◆ **Task details**: Restate each entry word for word, leaving nothing out.
— START OF Input —
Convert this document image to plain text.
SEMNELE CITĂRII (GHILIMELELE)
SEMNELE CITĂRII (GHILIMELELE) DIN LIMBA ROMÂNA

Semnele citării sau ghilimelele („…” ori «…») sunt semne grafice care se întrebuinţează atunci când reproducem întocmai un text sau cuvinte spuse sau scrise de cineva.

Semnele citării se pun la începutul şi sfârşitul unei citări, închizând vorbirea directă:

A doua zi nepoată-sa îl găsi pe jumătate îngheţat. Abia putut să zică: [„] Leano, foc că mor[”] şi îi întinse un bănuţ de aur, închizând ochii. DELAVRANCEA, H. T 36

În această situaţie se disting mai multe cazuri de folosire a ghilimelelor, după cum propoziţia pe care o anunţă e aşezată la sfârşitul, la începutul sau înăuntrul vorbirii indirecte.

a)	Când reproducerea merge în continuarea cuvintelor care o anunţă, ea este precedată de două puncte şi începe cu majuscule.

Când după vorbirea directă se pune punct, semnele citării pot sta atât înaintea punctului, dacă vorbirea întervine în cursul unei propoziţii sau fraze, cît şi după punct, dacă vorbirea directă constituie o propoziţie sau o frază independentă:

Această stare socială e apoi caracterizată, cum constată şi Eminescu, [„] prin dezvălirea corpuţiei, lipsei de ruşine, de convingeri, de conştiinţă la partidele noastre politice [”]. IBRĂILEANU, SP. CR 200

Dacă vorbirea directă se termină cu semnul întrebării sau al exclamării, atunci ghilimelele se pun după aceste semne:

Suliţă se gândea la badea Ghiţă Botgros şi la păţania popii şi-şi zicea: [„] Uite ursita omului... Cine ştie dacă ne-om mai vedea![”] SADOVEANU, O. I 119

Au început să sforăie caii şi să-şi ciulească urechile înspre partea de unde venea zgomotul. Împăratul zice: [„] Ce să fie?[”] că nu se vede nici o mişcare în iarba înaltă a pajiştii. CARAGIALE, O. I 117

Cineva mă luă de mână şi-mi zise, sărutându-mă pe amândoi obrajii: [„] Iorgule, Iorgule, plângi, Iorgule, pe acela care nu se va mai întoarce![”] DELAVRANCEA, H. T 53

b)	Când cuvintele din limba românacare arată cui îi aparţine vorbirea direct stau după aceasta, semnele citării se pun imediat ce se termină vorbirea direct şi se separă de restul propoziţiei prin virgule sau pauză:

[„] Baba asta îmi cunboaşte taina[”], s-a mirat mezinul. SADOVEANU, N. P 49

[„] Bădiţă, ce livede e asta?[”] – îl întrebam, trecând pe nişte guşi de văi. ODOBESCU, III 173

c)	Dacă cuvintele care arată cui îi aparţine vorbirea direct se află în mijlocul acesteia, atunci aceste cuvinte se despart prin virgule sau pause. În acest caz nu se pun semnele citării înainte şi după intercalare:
— END OF Input —
◆ **The result**:
Convert this document image to plain text.
SEMNELE CITĂRII (GHILIMELELE)
SEMNELE CITĂRII (GHILIMELELE) DIN LIMBA ROMÂNA

Semnele citării sau ghilimelele („…” ori «…») sunt semne grafice care se întrebuinţează atunci când reproducem întocmai un text sau cuvinte spuse sau scrise de cineva.

Semnele citării se pun la începutul şi sfârşitul unei citări, închizând vorbirea directă:

A doua zi nepoată-sa îl găsi pe jumătate îngheţat. Abia putut să zică: [„] Leano, foc că mor[”] şi îi întinse un bănuţ de aur, închizând ochii. DELAVRANCEA, H. T 36

În această situaţie se disting mai multe cazuri de folosire a ghilimelelor, după cum propoziţia pe care o anunţă e aşezată la sfârşitul, la începutul sau înăuntrul vorbirii indirecte.

a)	Când reproducerea merge în continuarea cuvintelor care o anunţă, ea este precedată de două puncte şi începe cu majuscule.

Când după vorbirea directă se pune punct, semnele citării pot sta atât înaintea punctului, dacă vorbirea întervine în cursul unei propoziţii sau fraze, cît şi după punct, dacă vorbirea directă constituie o propoziţie sau o frază independentă:

Această stare socială e apoi caracterizată, cum constată şi Eminescu, [„] prin dezvălirea corpuţiei, lipsei de ruşine, de convingeri, de conştiinţă la partidele noastre politice [”]. IBRĂILEANU, SP. CR 200

Dacă vorbirea directă se termină cu semnul întrebării sau al exclamării, atunci ghilimelele se pun după aceste semne:

Suliţă se gândea la badea Ghiţă Botgros şi la păţania popii şi-şi zicea: [„] Uite ursita omului... Cine ştie dacă ne-om mai vedea![”] SADOVEANU, O. I 119

Au început să sforăie caii şi să-şi ciulească urechile înspre partea de unde venea zgomotul. Împăratul zice: [„] Ce să fie?[”] că nu se vede nici o mişcare în iarba înaltă a pajiştii. CARAGIALE, O. I 117

Cineva mă luă de mână şi-mi zise, sărutându-mă pe amândoi obrajii: [„] Iorgule, Iorgule, plângi, Iorgule, pe acela care nu se va mai întoarce![”] DELAVRANCEA, H. T 53

b)	Când cuvintele din limba românacare arată cui îi aparţine vorbirea direct stau după aceasta, semnele citării se pun imediat ce se termină vorbirea direct şi se separă de restul propoziţiei prin virgule sau pauză:

[„] Baba asta îmi cunboaşte taina[”], s-a mirat mezinul. SADOVEANU, N. P 49

[„] Bădiţă, ce livede e asta?[”] – îl întrebam, trecând pe nişte guşi de văi. ODOBESCU, III 173

c)	Dacă cuvintele care arată cui îi aparţine vorbirea direct se află în mijlocul acesteia, atunci aceste cuvinte se despart prin virgule sau pause. În acest caz nu se pun semnele citării înainte şi după intercalare:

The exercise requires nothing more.